##### Data for the task

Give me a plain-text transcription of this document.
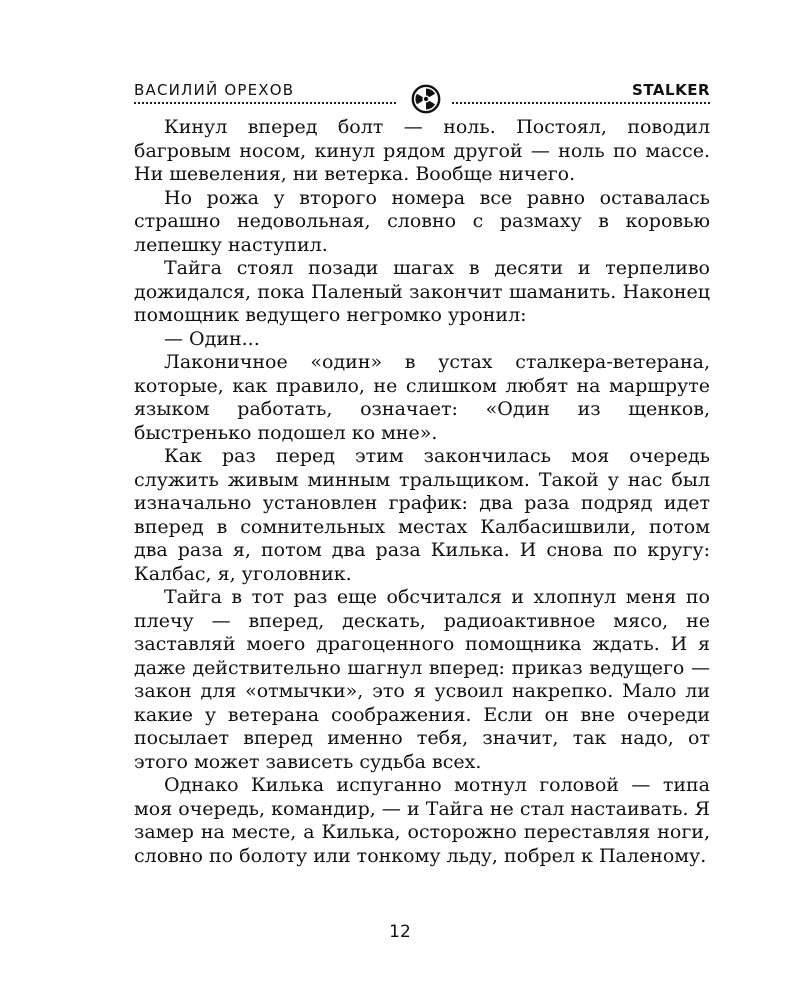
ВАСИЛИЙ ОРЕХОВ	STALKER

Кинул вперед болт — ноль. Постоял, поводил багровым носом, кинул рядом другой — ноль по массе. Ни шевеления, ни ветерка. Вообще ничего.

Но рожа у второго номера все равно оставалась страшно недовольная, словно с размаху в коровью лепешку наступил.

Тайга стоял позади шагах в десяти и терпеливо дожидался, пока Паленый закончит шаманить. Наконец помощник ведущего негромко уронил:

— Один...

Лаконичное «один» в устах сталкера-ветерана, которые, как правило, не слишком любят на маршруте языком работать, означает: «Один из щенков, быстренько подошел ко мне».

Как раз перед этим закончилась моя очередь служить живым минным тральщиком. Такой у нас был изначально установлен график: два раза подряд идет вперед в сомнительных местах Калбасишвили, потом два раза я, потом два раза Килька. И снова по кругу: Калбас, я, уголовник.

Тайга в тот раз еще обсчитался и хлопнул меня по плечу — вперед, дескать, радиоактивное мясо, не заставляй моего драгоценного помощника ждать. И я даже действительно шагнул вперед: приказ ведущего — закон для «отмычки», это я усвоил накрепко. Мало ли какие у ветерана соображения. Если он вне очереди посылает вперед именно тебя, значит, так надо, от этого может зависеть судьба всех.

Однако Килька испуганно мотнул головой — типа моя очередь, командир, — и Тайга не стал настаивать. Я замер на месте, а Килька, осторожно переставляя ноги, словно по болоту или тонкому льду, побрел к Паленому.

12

##########
##### Data for the task

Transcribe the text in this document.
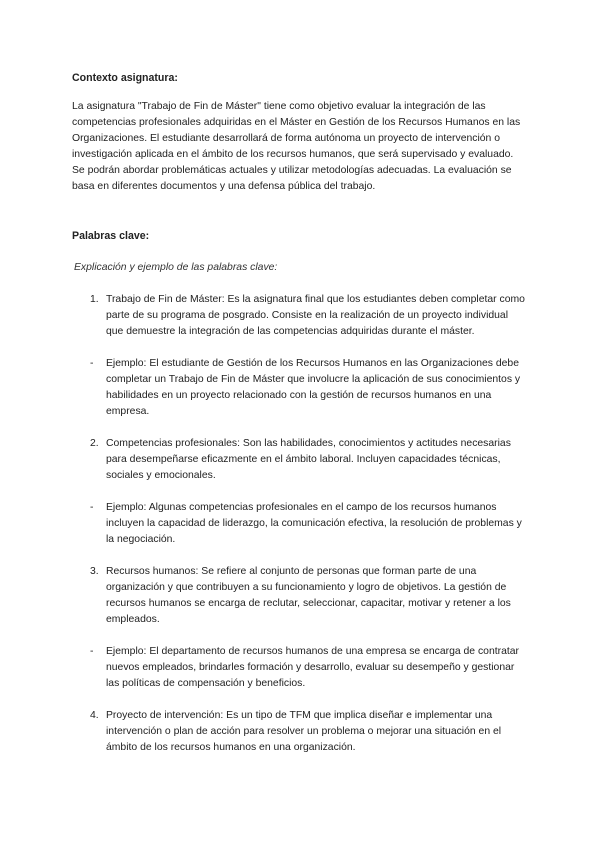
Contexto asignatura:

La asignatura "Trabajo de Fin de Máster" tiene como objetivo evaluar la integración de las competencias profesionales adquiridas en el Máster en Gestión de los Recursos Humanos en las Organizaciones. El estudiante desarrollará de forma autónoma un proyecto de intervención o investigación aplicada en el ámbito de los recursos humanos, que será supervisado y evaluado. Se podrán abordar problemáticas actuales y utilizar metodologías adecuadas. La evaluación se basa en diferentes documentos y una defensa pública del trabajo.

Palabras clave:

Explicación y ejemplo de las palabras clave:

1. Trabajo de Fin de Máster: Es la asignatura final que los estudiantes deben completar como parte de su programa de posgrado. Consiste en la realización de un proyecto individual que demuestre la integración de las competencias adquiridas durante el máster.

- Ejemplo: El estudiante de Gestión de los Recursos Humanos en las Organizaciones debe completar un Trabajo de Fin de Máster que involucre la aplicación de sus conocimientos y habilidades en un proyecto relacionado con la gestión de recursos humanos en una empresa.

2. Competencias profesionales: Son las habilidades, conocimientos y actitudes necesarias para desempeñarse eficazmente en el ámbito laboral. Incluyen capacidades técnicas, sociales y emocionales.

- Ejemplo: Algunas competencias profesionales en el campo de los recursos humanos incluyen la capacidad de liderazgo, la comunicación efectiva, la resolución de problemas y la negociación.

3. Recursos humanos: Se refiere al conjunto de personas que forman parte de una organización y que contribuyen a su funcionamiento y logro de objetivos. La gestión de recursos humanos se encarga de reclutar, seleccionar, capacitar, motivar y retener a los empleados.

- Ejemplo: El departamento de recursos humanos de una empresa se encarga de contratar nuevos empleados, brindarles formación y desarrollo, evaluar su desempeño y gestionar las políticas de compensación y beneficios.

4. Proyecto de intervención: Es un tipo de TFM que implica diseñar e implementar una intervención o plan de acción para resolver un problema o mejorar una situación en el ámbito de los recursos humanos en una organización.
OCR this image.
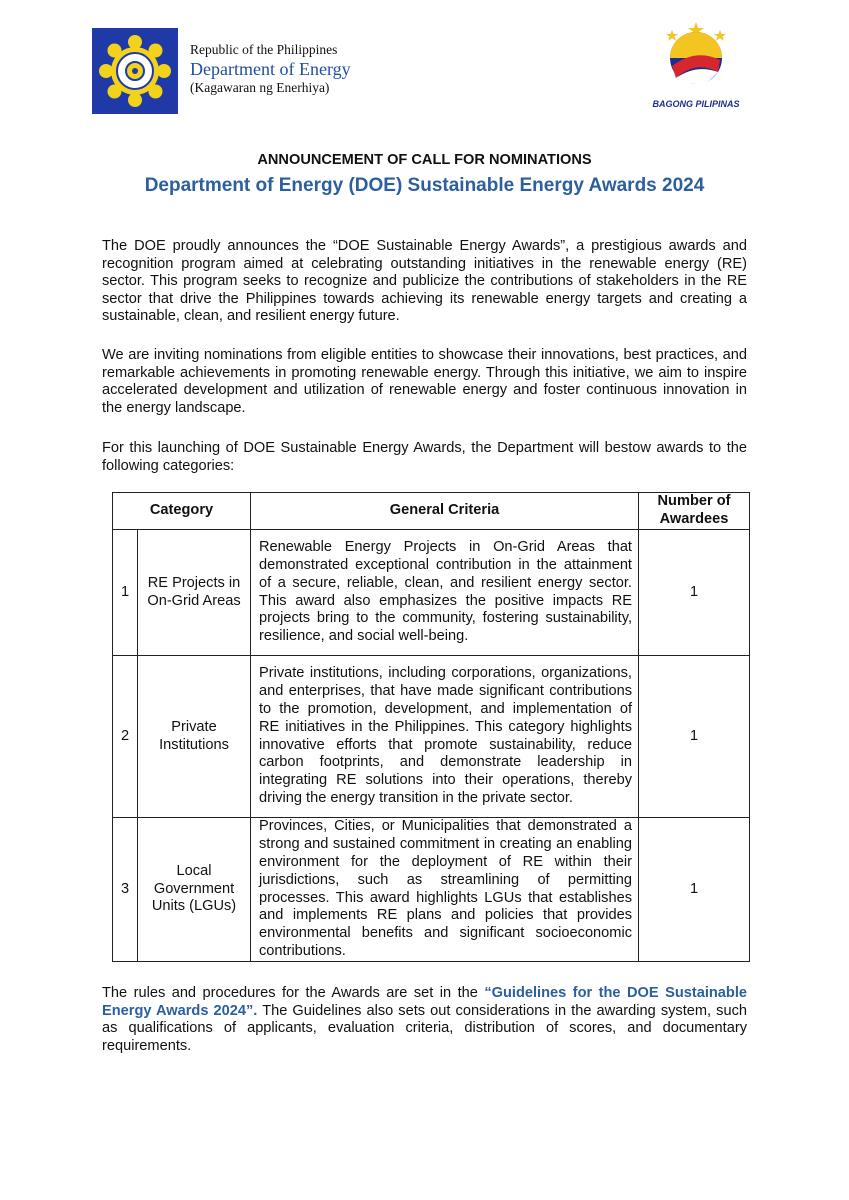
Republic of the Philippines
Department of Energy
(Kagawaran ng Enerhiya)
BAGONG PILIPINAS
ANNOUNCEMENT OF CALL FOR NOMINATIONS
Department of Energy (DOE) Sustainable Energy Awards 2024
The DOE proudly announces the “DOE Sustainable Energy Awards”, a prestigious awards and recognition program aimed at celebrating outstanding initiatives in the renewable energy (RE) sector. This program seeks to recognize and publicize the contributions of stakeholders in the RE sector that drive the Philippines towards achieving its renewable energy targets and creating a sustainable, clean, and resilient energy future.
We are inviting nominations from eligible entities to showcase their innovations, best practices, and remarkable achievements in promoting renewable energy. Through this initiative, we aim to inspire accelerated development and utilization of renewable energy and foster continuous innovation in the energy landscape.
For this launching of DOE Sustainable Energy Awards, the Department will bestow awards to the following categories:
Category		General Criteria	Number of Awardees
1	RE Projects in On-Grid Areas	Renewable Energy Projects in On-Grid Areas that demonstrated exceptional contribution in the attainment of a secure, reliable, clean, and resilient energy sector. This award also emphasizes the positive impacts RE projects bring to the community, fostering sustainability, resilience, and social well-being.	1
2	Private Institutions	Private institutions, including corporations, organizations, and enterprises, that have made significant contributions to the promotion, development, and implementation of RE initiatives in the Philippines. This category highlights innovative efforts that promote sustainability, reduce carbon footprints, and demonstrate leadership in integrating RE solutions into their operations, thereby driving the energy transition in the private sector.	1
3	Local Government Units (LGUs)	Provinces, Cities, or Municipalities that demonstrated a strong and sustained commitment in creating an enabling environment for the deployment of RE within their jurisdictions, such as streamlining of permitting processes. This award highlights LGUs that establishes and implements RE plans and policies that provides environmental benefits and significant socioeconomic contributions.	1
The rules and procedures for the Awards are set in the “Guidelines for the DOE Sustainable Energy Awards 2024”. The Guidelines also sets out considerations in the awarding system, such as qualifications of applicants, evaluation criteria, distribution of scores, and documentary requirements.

##########
##### Data for the task

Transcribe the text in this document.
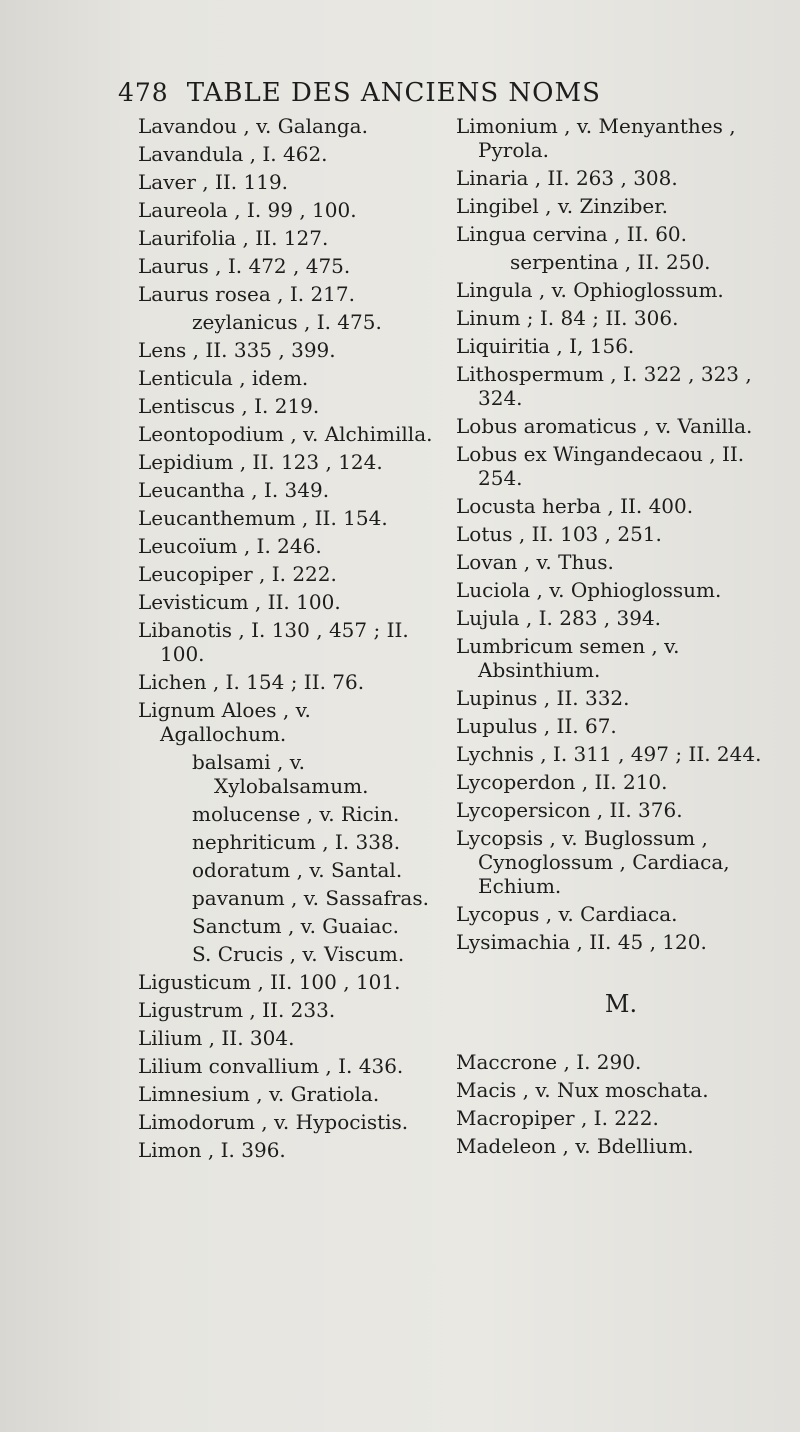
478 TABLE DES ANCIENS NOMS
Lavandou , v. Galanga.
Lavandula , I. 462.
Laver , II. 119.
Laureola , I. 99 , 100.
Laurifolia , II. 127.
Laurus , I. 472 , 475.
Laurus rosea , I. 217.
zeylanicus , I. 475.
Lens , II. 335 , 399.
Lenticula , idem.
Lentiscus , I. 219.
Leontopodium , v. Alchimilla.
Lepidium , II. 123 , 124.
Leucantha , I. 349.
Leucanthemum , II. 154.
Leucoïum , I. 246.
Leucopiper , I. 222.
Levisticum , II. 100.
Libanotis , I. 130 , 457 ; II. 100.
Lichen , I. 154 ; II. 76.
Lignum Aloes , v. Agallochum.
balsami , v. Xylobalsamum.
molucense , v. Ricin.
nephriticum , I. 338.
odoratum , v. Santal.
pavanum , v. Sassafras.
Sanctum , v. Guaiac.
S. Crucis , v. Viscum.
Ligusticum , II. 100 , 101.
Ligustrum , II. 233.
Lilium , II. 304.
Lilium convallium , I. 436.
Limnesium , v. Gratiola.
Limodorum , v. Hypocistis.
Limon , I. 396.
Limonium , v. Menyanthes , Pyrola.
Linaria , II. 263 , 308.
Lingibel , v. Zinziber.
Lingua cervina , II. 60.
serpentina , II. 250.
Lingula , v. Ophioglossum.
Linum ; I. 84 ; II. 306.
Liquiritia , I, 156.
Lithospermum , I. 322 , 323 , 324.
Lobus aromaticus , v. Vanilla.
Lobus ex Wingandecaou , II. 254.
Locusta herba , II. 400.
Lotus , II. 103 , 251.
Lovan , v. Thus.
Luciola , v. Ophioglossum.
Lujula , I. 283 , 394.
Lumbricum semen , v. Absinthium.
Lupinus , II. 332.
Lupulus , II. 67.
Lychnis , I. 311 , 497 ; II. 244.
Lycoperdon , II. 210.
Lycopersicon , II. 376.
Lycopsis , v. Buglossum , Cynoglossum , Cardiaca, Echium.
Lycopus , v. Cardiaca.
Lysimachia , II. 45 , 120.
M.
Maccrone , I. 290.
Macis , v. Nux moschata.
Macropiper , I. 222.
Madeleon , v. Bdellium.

##########

Given exercise
Locate and copy each line in the data above that includes the word "Sustainable".

Solution to this problem
Department of Energy (DOE) Sustainable Energy Awards 2024
The DOE proudly announces the “DOE Sustainable Energy Awards”, a prestigious awards and recognition program aimed at celebrating outstanding initiatives in the renewable energy (RE) sector. This program seeks to recognize and publicize the contributions of stakeholders in the RE sector that drive the Philippines towards achieving its renewable energy targets and creating a sustainable, clean, and resilient energy future.
For this launching of DOE Sustainable Energy Awards, the Department will bestow awards to the following categories:
The rules and procedures for the Awards are set in the “Guidelines for the DOE Sustainable Energy Awards 2024”. The Guidelines also sets out considerations in the awarding system, such as qualifications of applicants, evaluation criteria, distribution of scores, and documentary requirements.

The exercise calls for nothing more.